## Excerpted records
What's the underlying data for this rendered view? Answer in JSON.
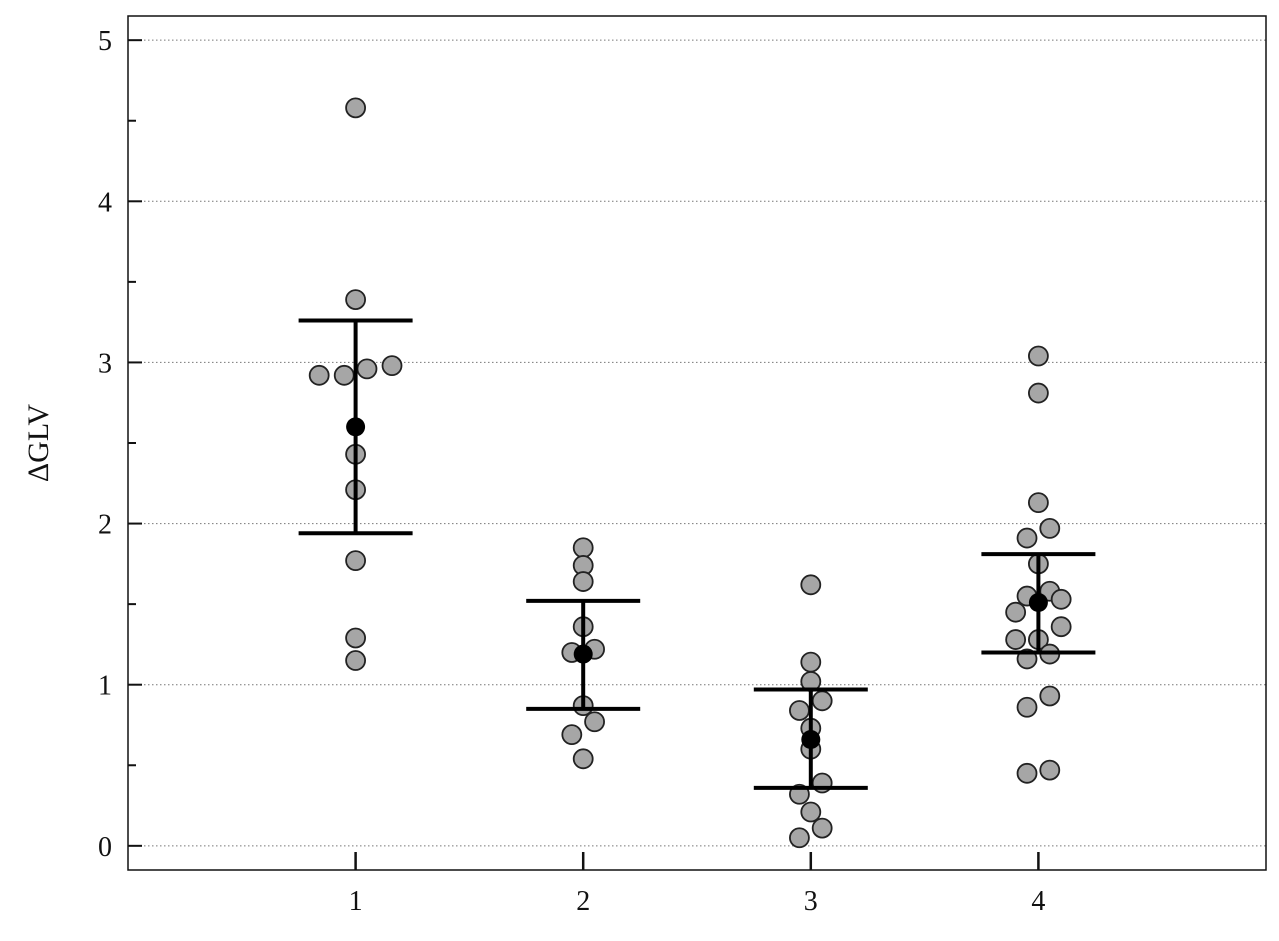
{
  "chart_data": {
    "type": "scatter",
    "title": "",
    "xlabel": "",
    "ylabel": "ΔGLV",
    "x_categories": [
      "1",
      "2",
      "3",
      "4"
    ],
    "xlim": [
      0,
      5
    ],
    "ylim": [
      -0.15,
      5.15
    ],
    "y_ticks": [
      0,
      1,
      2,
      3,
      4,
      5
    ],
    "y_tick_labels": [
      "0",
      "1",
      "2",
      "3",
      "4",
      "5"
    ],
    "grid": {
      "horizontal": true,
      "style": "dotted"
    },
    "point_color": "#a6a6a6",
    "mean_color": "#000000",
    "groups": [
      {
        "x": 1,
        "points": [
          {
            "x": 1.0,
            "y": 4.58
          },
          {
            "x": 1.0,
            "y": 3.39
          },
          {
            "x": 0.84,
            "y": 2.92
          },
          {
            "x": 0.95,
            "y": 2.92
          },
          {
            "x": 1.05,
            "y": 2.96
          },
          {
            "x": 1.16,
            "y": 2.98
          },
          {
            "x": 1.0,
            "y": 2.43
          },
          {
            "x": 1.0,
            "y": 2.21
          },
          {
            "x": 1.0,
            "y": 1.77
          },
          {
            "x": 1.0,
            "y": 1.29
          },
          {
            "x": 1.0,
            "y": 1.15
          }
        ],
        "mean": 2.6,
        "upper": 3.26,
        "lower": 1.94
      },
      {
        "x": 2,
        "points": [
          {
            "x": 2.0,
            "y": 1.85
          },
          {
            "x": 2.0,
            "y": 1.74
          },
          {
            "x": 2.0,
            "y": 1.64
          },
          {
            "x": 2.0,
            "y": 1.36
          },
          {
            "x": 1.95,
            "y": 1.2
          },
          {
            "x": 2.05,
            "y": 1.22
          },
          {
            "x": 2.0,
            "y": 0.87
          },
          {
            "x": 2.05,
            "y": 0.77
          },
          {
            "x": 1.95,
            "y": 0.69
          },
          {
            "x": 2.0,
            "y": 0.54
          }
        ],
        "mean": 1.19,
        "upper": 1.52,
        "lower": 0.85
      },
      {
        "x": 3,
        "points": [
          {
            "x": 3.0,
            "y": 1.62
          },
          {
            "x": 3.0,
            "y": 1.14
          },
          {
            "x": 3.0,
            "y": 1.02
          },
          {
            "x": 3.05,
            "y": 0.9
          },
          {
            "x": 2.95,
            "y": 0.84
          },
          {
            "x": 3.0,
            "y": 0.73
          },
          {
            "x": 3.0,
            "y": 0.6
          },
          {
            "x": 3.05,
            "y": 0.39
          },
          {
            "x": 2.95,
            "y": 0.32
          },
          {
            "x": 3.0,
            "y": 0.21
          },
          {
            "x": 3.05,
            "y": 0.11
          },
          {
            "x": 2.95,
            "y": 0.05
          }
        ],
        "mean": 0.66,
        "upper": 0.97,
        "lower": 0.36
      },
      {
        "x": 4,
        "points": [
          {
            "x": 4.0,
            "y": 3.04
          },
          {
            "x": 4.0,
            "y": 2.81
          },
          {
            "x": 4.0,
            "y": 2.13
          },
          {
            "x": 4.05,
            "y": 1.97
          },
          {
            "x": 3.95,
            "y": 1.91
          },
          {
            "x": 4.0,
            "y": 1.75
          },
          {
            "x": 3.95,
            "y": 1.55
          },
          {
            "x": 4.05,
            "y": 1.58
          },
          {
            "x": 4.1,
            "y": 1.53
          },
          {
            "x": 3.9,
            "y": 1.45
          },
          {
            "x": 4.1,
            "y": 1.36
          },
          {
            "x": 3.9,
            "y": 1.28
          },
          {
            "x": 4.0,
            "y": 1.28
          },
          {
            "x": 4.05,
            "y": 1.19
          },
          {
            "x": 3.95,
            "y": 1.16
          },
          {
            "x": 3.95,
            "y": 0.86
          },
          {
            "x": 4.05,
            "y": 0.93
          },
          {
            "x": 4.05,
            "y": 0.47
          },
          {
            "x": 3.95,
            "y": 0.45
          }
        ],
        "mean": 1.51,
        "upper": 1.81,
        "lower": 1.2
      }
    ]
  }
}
* * *
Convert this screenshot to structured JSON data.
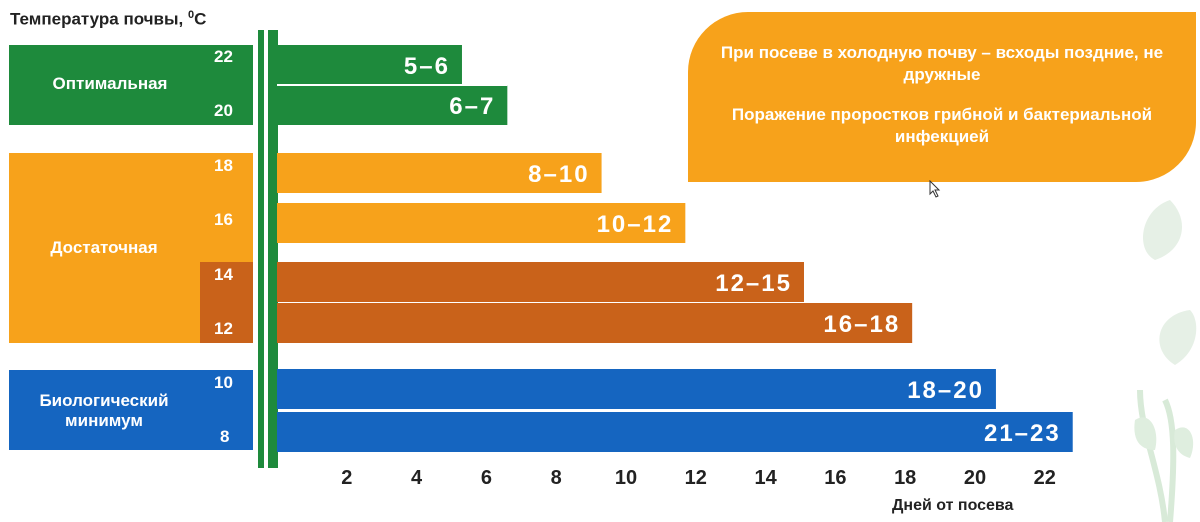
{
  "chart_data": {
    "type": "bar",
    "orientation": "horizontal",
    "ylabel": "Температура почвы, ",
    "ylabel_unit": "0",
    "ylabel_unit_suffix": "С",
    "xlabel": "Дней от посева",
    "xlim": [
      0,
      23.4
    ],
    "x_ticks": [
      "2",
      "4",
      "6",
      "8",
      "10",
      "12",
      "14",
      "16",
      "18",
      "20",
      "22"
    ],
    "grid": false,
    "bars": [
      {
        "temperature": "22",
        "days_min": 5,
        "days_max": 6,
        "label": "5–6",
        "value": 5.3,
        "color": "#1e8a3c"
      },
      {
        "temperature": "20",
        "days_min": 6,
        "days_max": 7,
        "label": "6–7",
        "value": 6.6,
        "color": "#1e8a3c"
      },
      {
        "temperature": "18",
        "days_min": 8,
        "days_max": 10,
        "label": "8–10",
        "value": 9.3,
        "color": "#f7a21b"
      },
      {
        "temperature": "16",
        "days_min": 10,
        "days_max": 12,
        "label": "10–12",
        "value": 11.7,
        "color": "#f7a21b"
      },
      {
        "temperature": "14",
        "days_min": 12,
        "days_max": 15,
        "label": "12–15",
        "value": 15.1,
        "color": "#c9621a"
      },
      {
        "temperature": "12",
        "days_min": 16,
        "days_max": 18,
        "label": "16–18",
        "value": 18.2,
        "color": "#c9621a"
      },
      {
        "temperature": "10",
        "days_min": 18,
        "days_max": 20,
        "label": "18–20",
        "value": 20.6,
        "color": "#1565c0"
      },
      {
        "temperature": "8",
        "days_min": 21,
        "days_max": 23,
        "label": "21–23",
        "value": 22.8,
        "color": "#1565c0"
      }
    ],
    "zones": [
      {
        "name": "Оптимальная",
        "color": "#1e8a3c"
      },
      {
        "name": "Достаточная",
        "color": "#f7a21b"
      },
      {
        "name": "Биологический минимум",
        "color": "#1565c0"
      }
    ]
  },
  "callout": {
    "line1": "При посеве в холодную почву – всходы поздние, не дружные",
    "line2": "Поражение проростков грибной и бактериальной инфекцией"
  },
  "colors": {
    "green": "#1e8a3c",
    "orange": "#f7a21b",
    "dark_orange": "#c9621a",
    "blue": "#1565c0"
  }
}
...
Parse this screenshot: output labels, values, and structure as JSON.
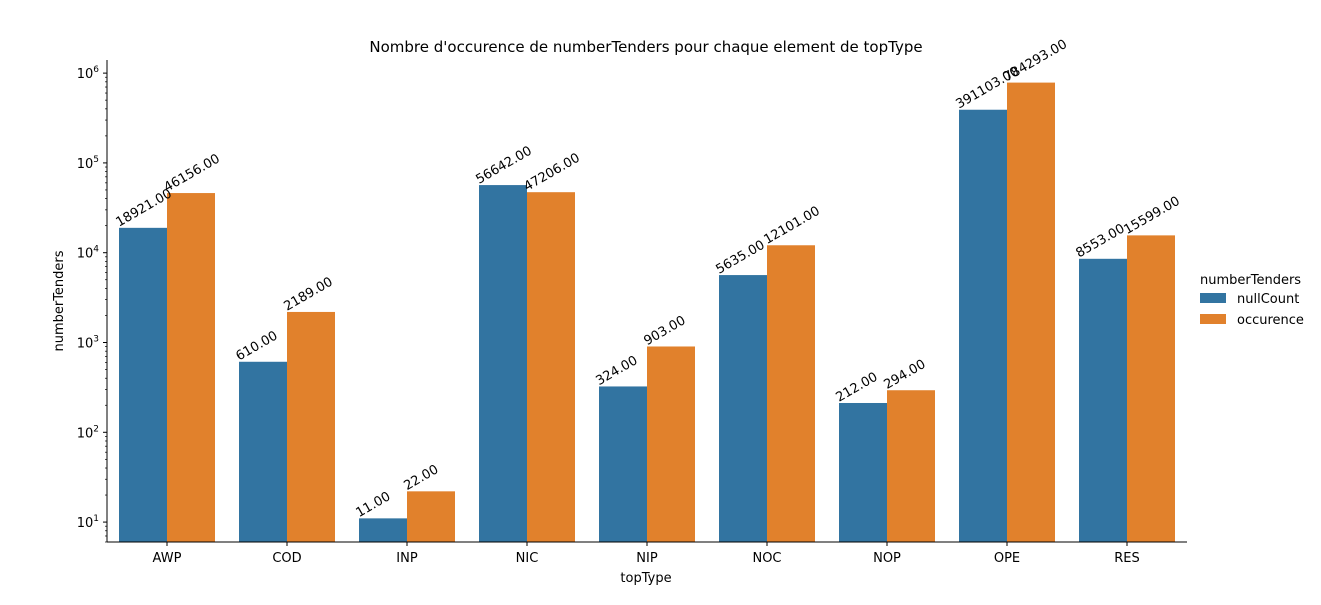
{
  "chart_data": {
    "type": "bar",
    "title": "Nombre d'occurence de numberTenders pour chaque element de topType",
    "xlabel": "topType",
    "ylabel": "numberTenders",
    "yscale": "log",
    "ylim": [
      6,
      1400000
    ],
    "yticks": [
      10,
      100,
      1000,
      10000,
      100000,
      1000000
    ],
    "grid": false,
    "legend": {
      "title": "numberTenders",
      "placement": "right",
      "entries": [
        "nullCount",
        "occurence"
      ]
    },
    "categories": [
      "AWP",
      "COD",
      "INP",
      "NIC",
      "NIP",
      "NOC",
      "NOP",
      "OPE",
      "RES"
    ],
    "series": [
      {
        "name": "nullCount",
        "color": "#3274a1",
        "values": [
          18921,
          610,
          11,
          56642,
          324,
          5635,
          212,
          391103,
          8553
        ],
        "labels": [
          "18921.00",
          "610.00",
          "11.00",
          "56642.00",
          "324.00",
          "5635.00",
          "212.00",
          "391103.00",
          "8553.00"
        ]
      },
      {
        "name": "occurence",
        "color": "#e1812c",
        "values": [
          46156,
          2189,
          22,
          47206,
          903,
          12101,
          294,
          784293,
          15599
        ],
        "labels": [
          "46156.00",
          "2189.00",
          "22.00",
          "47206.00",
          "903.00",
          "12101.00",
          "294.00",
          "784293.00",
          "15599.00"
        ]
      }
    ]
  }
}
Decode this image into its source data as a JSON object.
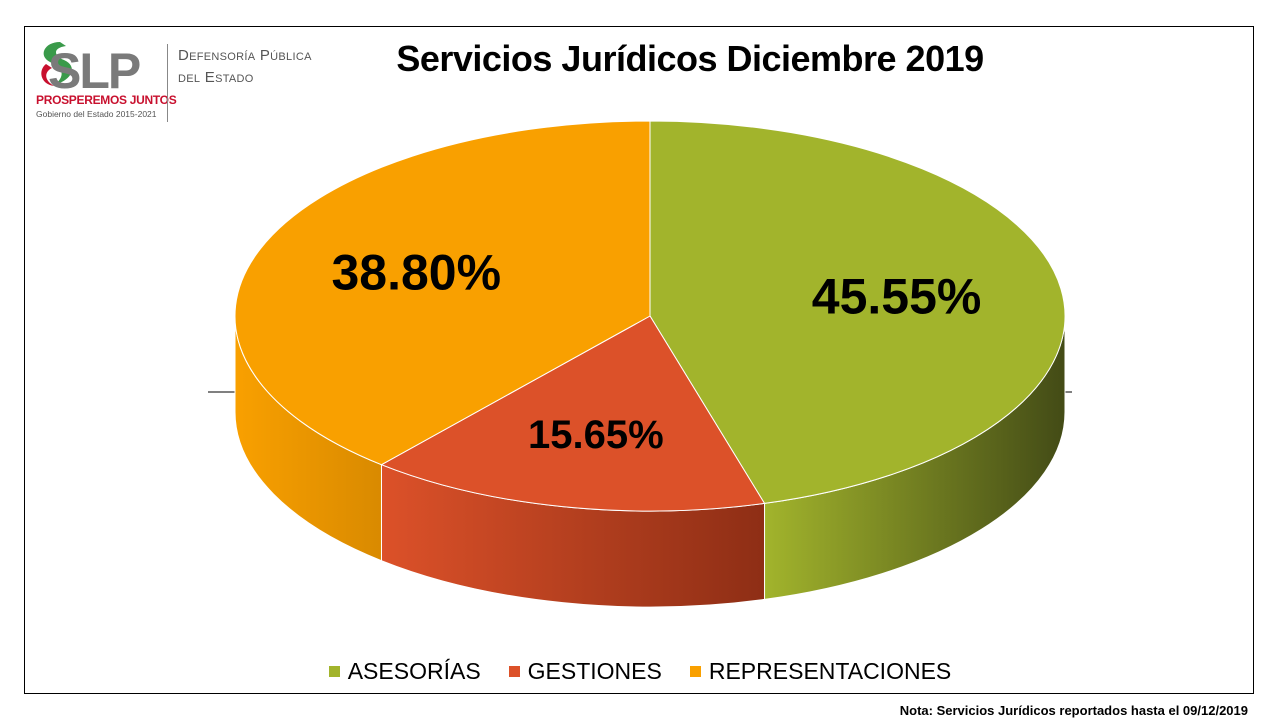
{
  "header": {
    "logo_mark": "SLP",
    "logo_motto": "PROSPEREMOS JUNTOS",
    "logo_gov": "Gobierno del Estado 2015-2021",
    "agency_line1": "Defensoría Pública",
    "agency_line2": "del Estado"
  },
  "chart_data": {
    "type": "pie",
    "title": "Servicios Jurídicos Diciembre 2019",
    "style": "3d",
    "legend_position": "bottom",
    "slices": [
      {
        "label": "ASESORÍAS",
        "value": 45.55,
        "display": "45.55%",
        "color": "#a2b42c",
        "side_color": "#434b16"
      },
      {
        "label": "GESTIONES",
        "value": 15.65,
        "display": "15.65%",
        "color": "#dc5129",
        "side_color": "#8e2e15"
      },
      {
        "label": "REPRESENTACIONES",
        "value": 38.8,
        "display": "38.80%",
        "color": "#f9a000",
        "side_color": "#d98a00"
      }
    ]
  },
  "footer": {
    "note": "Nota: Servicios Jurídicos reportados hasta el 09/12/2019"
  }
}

## Directions
Find each line with the string "Servicios" and copy it out.

## Result of this task
    "title": "Servicios Jurídicos Diciembre 2019",
    "note": "Nota: Servicios Jurídicos reportados hasta el 09/12/2019"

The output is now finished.